Work out how many lines of the listing hold the string "presentano". Answer with that number alone.

── INPUT DATA ──

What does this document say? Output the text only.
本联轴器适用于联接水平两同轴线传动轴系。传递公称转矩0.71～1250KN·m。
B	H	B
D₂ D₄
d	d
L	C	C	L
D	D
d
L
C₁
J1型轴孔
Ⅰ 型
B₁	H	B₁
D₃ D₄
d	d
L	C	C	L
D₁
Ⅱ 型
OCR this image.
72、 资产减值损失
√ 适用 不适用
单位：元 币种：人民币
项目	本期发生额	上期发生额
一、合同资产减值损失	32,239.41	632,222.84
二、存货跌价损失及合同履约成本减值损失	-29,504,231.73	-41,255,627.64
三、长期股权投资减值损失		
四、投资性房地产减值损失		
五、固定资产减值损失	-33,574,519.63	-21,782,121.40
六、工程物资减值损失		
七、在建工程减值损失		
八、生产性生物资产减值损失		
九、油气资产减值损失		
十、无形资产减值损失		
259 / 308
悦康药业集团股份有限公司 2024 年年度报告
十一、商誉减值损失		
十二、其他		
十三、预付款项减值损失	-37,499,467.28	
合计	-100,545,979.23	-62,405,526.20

───
── INPUT DATA ──

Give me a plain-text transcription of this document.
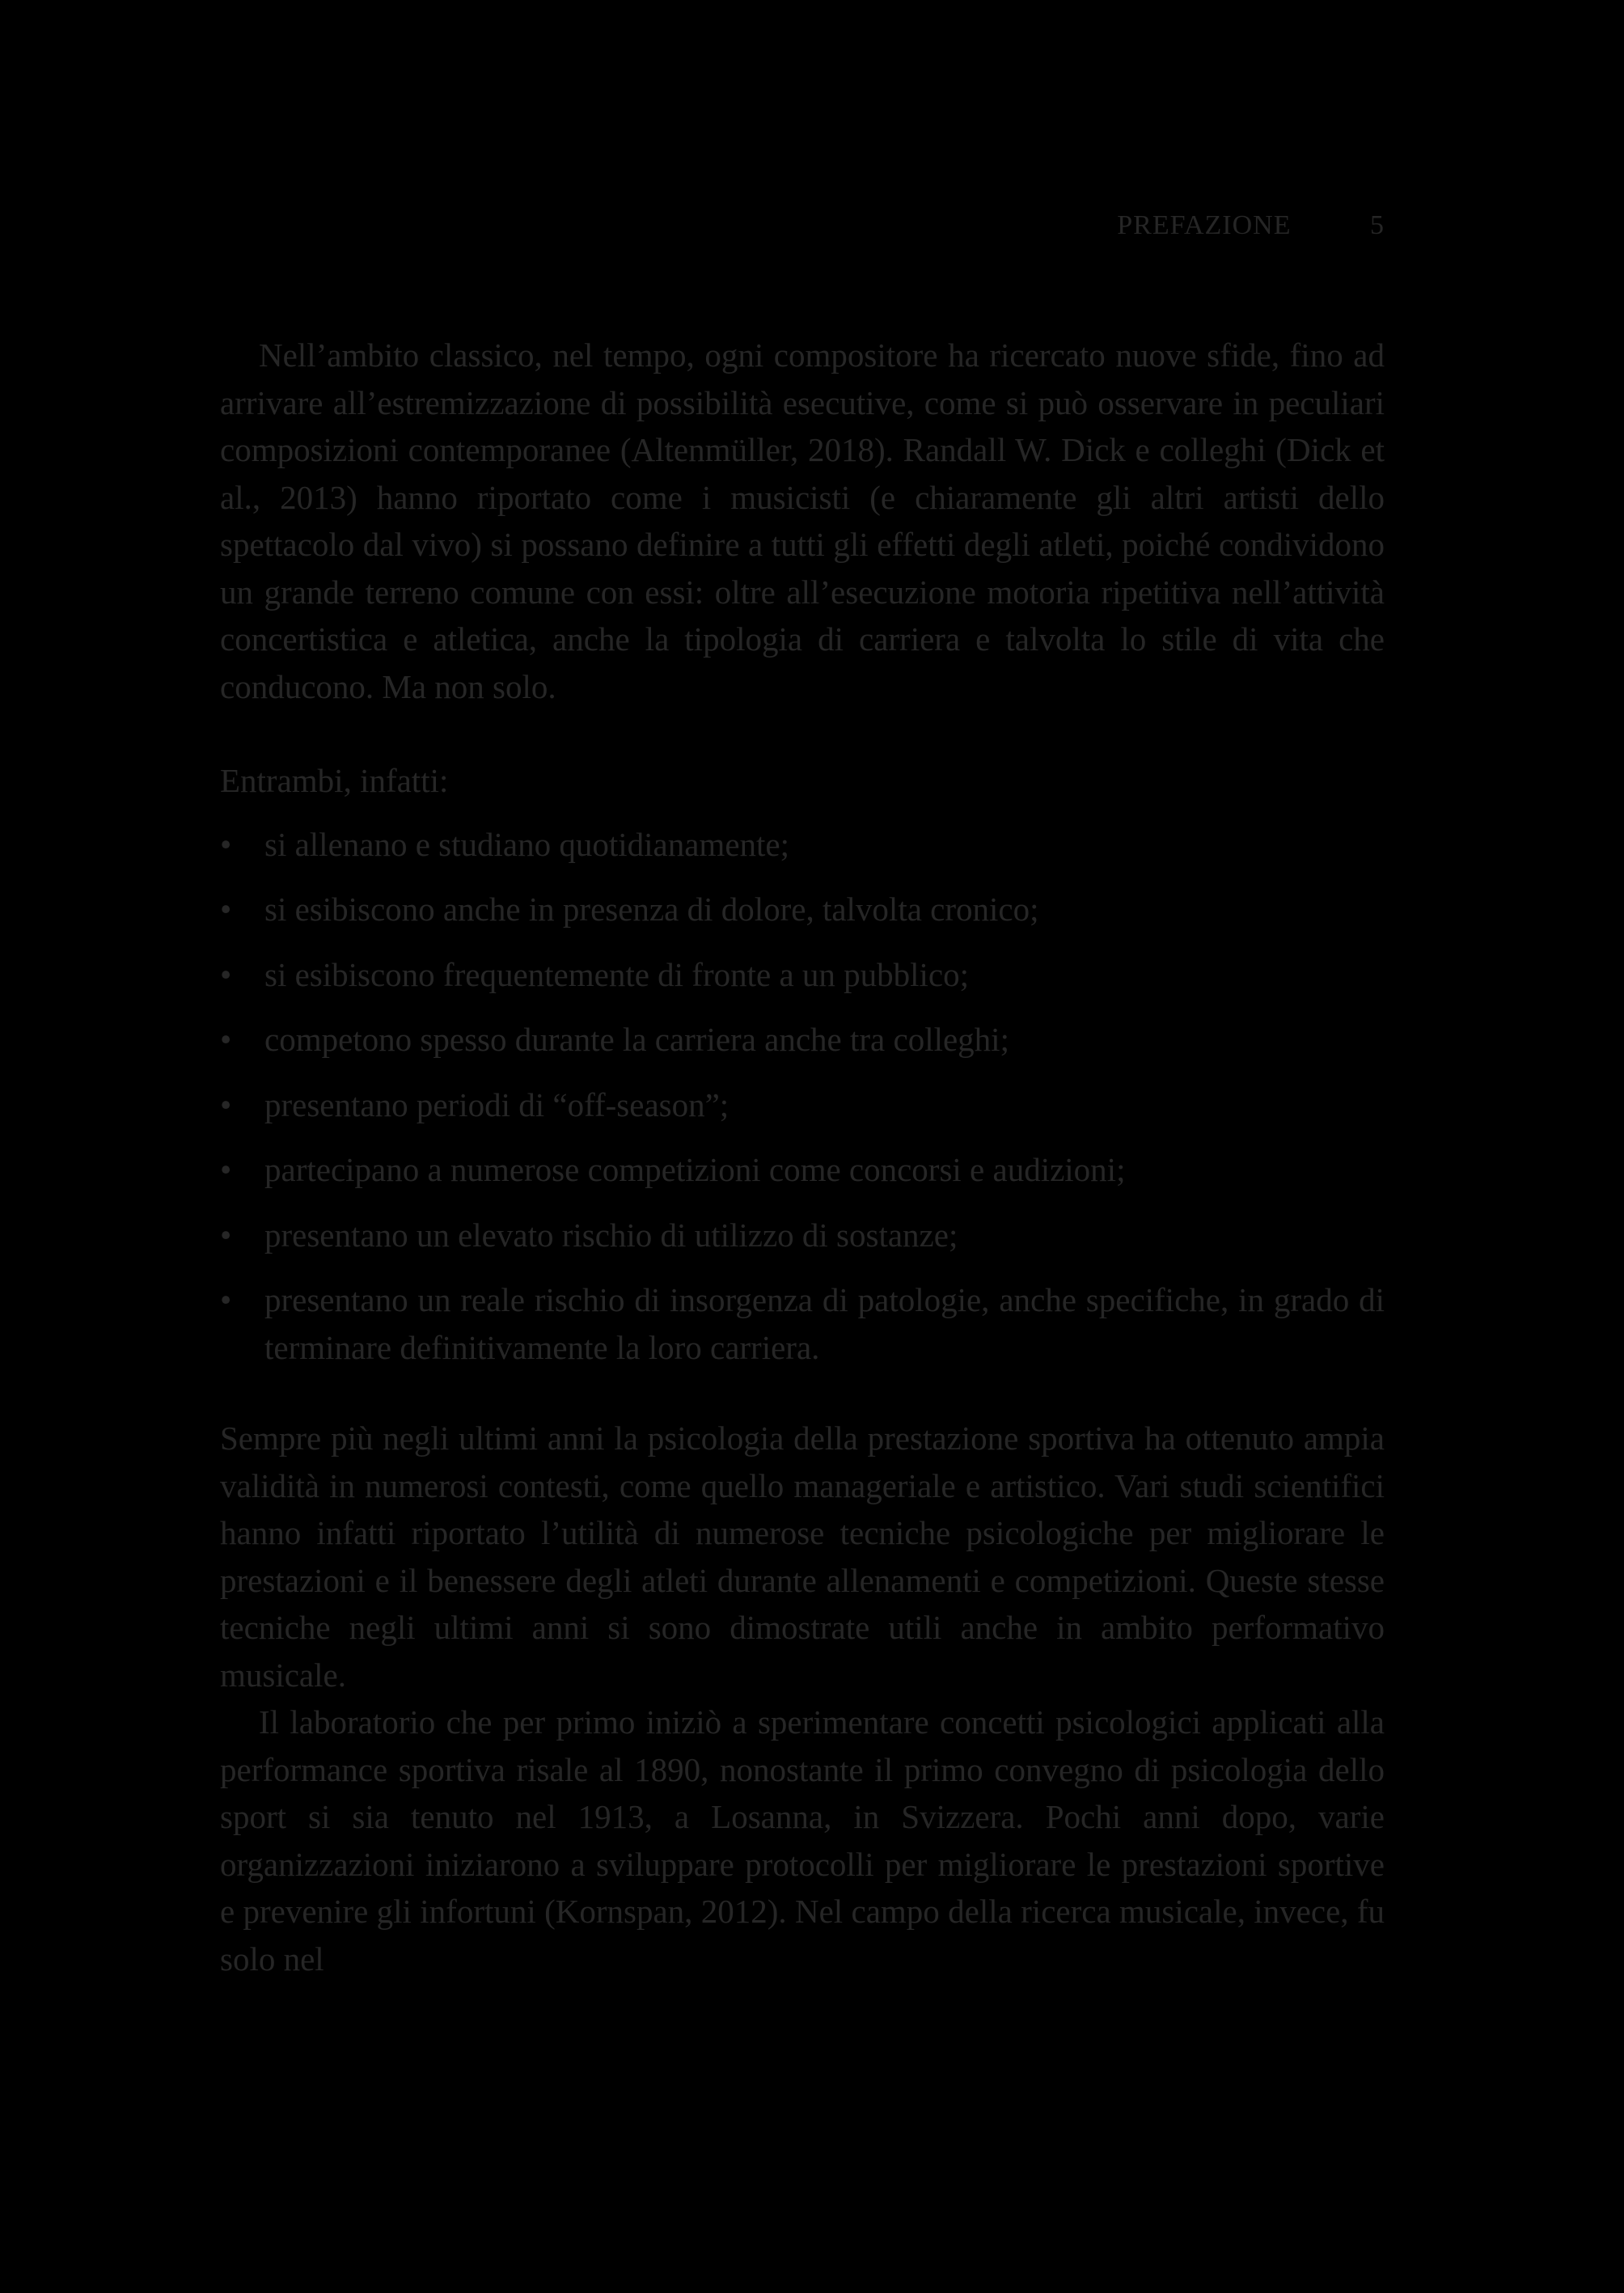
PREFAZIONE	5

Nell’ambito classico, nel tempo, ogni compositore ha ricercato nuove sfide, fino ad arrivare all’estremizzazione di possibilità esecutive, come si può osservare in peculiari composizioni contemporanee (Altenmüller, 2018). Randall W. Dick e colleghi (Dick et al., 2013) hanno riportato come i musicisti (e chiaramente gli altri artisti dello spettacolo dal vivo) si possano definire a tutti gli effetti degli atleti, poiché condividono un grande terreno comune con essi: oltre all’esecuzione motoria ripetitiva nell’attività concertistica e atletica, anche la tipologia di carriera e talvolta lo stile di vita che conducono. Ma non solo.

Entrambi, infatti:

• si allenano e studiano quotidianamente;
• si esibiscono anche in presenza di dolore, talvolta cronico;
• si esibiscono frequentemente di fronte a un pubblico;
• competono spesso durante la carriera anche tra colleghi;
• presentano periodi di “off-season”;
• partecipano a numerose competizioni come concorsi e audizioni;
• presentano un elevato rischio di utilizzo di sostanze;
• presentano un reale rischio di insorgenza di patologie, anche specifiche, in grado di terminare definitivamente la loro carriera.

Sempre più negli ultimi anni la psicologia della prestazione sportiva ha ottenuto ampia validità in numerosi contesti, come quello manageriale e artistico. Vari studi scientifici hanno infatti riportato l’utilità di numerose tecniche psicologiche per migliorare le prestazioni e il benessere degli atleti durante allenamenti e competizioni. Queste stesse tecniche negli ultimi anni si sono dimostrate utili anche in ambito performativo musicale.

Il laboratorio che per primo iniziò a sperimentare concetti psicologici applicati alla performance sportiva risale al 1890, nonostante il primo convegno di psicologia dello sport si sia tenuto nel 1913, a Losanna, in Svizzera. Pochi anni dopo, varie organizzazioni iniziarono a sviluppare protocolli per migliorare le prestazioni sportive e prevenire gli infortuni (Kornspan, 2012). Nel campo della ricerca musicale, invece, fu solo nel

───

• [OUTPUT BELOW] 3